#### Do this
Print all the records exactly, please.

#### Items
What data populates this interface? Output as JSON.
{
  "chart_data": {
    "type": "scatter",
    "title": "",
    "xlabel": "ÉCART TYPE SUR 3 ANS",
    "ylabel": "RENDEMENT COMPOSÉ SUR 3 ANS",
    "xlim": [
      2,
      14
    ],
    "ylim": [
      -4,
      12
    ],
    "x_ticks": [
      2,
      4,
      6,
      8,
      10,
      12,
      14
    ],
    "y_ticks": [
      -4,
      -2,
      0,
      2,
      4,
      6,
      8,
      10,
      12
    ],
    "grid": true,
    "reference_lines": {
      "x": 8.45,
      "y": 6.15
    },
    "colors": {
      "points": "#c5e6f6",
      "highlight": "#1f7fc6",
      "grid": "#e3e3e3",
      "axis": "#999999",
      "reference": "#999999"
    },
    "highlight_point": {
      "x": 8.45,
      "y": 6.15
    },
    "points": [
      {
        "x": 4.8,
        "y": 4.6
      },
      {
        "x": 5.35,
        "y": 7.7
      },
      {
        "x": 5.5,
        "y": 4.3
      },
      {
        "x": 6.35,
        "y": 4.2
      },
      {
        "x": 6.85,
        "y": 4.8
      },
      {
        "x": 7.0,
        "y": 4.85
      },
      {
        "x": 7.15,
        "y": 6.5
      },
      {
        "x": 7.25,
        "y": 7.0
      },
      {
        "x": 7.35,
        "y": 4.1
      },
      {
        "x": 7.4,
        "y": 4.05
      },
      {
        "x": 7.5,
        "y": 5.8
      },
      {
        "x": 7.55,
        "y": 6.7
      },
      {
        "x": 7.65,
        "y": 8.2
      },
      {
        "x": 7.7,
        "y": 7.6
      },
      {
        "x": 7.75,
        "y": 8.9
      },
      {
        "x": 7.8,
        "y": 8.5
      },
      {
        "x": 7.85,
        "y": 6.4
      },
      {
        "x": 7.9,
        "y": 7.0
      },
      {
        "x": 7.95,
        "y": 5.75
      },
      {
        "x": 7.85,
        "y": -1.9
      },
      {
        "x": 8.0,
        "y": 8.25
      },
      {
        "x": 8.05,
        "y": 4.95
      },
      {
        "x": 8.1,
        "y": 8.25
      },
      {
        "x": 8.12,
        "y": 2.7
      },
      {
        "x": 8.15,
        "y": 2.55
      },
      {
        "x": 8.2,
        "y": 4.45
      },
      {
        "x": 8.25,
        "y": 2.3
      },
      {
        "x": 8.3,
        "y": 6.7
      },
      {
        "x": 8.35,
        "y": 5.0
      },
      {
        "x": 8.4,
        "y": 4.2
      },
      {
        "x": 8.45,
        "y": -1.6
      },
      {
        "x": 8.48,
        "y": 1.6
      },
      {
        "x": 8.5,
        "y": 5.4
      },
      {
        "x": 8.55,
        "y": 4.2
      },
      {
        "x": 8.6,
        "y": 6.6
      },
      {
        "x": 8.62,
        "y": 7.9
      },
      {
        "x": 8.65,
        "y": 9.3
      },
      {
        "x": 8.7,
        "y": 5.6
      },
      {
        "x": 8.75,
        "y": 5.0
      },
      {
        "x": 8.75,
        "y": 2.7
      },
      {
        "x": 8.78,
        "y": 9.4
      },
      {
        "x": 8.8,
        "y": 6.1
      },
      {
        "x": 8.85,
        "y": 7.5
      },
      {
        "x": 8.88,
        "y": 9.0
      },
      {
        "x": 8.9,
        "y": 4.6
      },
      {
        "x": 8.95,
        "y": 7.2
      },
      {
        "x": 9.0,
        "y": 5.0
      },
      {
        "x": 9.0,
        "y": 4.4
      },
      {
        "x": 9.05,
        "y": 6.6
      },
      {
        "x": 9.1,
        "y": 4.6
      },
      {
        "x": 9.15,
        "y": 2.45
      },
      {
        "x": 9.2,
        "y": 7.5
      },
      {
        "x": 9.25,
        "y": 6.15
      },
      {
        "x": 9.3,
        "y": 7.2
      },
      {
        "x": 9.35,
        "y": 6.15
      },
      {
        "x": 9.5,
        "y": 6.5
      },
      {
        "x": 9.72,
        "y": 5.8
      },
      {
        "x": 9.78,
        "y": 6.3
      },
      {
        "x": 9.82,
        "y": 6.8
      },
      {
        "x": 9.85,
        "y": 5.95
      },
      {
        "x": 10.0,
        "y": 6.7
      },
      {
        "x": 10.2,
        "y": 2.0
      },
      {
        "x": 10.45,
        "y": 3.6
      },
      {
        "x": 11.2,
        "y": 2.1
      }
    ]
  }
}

#### Task result
What data populates this interface? Output as JSON.
{
  "chart_data": {
    "type": "scatter",
    "title": "",
    "xlabel": "ÉCART TYPE SUR 3 ANS",
    "ylabel": "RENDEMENT COMPOSÉ SUR 3 ANS",
    "xlim": [
      2,
      14
    ],
    "ylim": [
      -4,
      12
    ],
    "x_ticks": [
      2,
      4,
      6,
      8,
      10,
      12,
      14
    ],
    "y_ticks": [
      -4,
      -2,
      0,
      2,
      4,
      6,
      8,
      10,
      12
    ],
    "grid": true,
    "reference_lines": {
      "x": 8.45,
      "y": 6.15
    },
    "colors": {
      "points": "#c5e6f6",
      "highlight": "#1f7fc6",
      "grid": "#e3e3e3",
      "axis": "#999999",
      "reference": "#999999"
    },
    "highlight_point": {
      "x": 8.45,
      "y": 6.15
    },
    "points": [
      {
        "x": 4.8,
        "y": 4.6
      },
      {
        "x": 5.35,
        "y": 7.7
      },
      {
        "x": 5.5,
        "y": 4.3
      },
      {
        "x": 6.35,
        "y": 4.2
      },
      {
        "x": 6.85,
        "y": 4.8
      },
      {
        "x": 7.0,
        "y": 4.85
      },
      {
        "x": 7.15,
        "y": 6.5
      },
      {
        "x": 7.25,
        "y": 7.0
      },
      {
        "x": 7.35,
        "y": 4.1
      },
      {
        "x": 7.4,
        "y": 4.05
      },
      {
        "x": 7.5,
        "y": 5.8
      },
      {
        "x": 7.55,
        "y": 6.7
      },
      {
        "x": 7.65,
        "y": 8.2
      },
      {
        "x": 7.7,
        "y": 7.6
      },
      {
        "x": 7.75,
        "y": 8.9
      },
      {
        "x": 7.8,
        "y": 8.5
      },
      {
        "x": 7.85,
        "y": 6.4
      },
      {
        "x": 7.9,
        "y": 7.0
      },
      {
        "x": 7.95,
        "y": 5.75
      },
      {
        "x": 7.85,
        "y": -1.9
      },
      {
        "x": 8.0,
        "y": 8.25
      },
      {
        "x": 8.05,
        "y": 4.95
      },
      {
        "x": 8.1,
        "y": 8.25
      },
      {
        "x": 8.12,
        "y": 2.7
      },
      {
        "x": 8.15,
        "y": 2.55
      },
      {
        "x": 8.2,
        "y": 4.45
      },
      {
        "x": 8.25,
        "y": 2.3
      },
      {
        "x": 8.3,
        "y": 6.7
      },
      {
        "x": 8.35,
        "y": 5.0
      },
      {
        "x": 8.4,
        "y": 4.2
      },
      {
        "x": 8.45,
        "y": -1.6
      },
      {
        "x": 8.48,
        "y": 1.6
      },
      {
        "x": 8.5,
        "y": 5.4
      },
      {
        "x": 8.55,
        "y": 4.2
      },
      {
        "x": 8.6,
        "y": 6.6
      },
      {
        "x": 8.62,
        "y": 7.9
      },
      {
        "x": 8.65,
        "y": 9.3
      },
      {
        "x": 8.7,
        "y": 5.6
      },
      {
        "x": 8.75,
        "y": 5.0
      },
      {
        "x": 8.75,
        "y": 2.7
      },
      {
        "x": 8.78,
        "y": 9.4
      },
      {
        "x": 8.8,
        "y": 6.1
      },
      {
        "x": 8.85,
        "y": 7.5
      },
      {
        "x": 8.88,
        "y": 9.0
      },
      {
        "x": 8.9,
        "y": 4.6
      },
      {
        "x": 8.95,
        "y": 7.2
      },
      {
        "x": 9.0,
        "y": 5.0
      },
      {
        "x": 9.0,
        "y": 4.4
      },
      {
        "x": 9.05,
        "y": 6.6
      },
      {
        "x": 9.1,
        "y": 4.6
      },
      {
        "x": 9.15,
        "y": 2.45
      },
      {
        "x": 9.2,
        "y": 7.5
      },
      {
        "x": 9.25,
        "y": 6.15
      },
      {
        "x": 9.3,
        "y": 7.2
      },
      {
        "x": 9.35,
        "y": 6.15
      },
      {
        "x": 9.5,
        "y": 6.5
      },
      {
        "x": 9.72,
        "y": 5.8
      },
      {
        "x": 9.78,
        "y": 6.3
      },
      {
        "x": 9.82,
        "y": 6.8
      },
      {
        "x": 9.85,
        "y": 5.95
      },
      {
        "x": 10.0,
        "y": 6.7
      },
      {
        "x": 10.2,
        "y": 2.0
      },
      {
        "x": 10.45,
        "y": 3.6
      },
      {
        "x": 11.2,
        "y": 2.1
      }
    ]
  }
}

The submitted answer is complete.